What the task requires:
Can you rewrite the lines of the entries starting at the one containing "List all visible" and ending at the one containing "col-header-date: Дата <box>274", with "cell-time" replaced by "cell-timestamp" and nothing else changed? Leave the pictures out of your answer.

:: Records shown ::

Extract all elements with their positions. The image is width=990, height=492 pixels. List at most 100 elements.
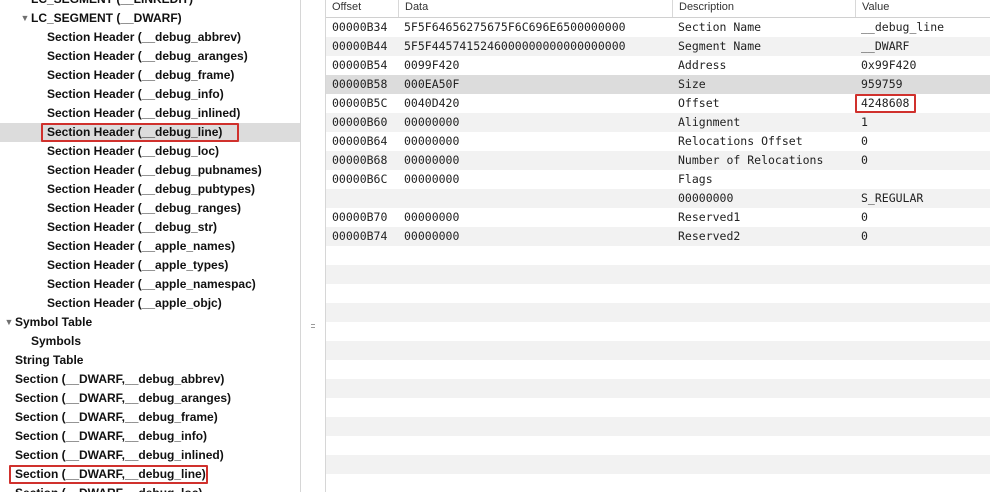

:::
:: Records shown ::

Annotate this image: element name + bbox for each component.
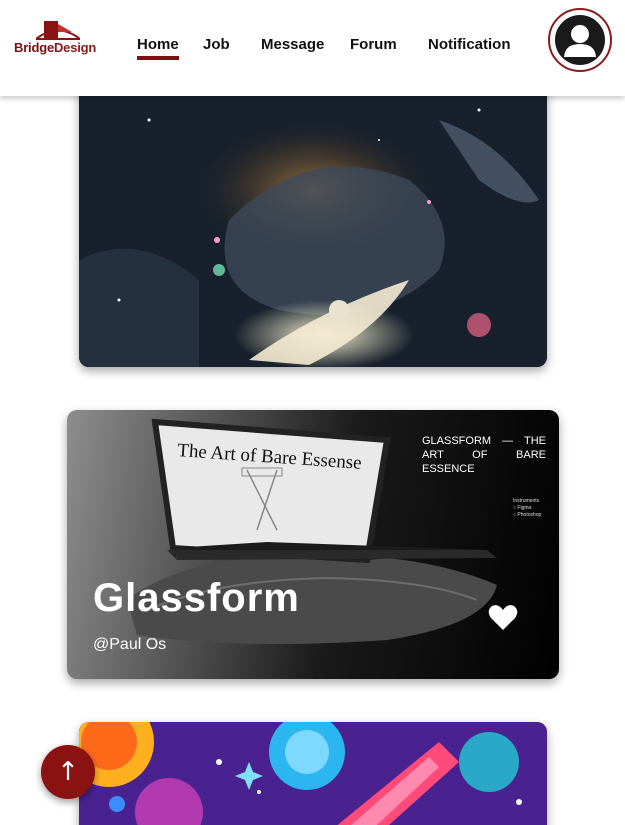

:::
:: Records shown ::

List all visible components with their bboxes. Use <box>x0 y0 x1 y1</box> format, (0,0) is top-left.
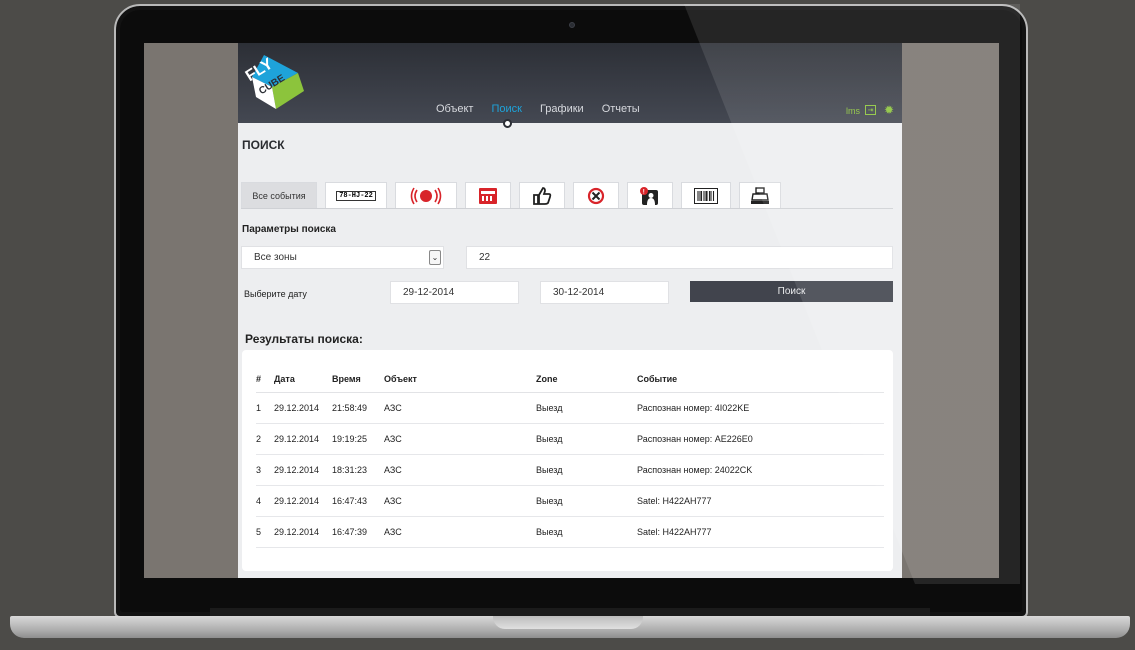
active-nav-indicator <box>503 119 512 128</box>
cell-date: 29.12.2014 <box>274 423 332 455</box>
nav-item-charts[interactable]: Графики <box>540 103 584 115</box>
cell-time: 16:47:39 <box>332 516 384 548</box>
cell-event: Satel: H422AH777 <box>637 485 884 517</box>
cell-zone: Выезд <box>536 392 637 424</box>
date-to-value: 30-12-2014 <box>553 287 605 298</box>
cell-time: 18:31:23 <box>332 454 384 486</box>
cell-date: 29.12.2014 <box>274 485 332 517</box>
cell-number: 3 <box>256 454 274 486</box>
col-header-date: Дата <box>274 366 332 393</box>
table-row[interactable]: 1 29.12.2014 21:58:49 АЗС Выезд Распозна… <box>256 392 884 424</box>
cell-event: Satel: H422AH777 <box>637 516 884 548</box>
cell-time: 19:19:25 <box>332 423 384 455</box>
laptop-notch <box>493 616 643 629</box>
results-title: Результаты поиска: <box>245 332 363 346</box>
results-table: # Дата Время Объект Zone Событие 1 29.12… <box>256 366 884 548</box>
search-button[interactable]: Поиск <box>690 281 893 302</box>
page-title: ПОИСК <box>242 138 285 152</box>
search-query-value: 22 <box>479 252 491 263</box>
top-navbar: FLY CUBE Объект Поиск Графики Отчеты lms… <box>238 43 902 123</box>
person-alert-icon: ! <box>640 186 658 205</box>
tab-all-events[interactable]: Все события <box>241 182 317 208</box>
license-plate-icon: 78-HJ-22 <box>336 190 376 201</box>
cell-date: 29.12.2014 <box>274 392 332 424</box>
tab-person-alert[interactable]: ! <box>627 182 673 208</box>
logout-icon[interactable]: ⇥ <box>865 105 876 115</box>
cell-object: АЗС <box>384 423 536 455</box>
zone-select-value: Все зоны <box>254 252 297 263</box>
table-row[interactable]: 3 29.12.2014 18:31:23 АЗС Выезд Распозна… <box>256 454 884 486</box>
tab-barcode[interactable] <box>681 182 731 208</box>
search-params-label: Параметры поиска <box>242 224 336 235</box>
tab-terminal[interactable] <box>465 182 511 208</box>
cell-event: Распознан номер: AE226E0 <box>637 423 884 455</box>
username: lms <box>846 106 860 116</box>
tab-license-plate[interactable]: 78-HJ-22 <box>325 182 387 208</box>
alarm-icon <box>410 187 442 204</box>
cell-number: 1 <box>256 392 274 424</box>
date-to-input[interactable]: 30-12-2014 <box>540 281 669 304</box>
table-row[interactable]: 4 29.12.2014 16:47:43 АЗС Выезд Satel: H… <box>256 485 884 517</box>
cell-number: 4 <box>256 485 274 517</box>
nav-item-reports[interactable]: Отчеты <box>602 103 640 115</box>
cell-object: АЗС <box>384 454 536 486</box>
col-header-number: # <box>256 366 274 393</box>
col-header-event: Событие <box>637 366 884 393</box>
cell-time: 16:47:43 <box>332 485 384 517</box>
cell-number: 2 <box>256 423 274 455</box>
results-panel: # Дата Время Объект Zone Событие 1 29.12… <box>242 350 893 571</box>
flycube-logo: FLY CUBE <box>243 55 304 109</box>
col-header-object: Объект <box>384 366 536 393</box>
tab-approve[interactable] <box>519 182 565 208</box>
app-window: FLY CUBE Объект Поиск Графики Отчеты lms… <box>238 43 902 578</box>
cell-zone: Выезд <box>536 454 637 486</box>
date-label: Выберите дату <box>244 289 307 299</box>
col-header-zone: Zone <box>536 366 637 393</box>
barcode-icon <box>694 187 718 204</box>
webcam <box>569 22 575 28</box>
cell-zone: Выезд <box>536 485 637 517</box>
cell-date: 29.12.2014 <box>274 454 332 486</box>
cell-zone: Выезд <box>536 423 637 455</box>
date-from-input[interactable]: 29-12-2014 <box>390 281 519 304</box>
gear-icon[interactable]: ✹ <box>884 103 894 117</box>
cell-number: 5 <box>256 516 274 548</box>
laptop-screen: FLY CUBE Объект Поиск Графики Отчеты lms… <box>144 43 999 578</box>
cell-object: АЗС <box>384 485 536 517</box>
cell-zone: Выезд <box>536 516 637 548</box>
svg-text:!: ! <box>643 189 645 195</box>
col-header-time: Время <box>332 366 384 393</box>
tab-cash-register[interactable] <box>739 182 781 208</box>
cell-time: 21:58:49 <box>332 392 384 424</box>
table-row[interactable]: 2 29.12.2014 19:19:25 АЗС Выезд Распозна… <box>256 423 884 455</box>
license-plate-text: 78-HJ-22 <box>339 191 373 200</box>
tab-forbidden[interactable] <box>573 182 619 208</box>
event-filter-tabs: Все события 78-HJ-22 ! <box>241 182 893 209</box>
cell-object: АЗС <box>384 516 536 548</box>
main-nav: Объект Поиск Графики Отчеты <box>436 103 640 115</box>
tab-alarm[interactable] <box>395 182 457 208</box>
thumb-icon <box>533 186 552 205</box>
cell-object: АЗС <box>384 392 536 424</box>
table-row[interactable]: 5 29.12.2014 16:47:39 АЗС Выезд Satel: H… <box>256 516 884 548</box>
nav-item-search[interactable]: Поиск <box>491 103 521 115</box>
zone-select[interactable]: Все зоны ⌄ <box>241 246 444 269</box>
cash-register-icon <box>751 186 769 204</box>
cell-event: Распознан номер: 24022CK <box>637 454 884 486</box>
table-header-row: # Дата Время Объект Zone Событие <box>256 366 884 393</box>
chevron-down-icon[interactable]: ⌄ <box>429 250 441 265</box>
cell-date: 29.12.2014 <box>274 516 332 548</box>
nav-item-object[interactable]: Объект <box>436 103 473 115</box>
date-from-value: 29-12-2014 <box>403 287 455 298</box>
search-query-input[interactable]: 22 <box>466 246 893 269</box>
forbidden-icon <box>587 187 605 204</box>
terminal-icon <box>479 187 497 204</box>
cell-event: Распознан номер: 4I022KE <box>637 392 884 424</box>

:::

Correct result:
List all visible components with their bboxes. Use <box>x0 y0 x1 y1</box> format, (0,0) is top-left.
active-nav-indicator <box>503 119 512 128</box>
cell-date: 29.12.2014 <box>274 423 332 455</box>
nav-item-charts[interactable]: Графики <box>540 103 584 115</box>
cell-timestamp: 16:47:39 <box>332 516 384 548</box>
cell-event: Satel: H422AH777 <box>637 485 884 517</box>
cell-zone: Выезд <box>536 392 637 424</box>
date-to-value: 30-12-2014 <box>553 287 605 298</box>
cell-timestamp: 18:31:23 <box>332 454 384 486</box>
cell-date: 29.12.2014 <box>274 485 332 517</box>
cell-number: 3 <box>256 454 274 486</box>
col-header-date: Дата <box>274 366 332 393</box>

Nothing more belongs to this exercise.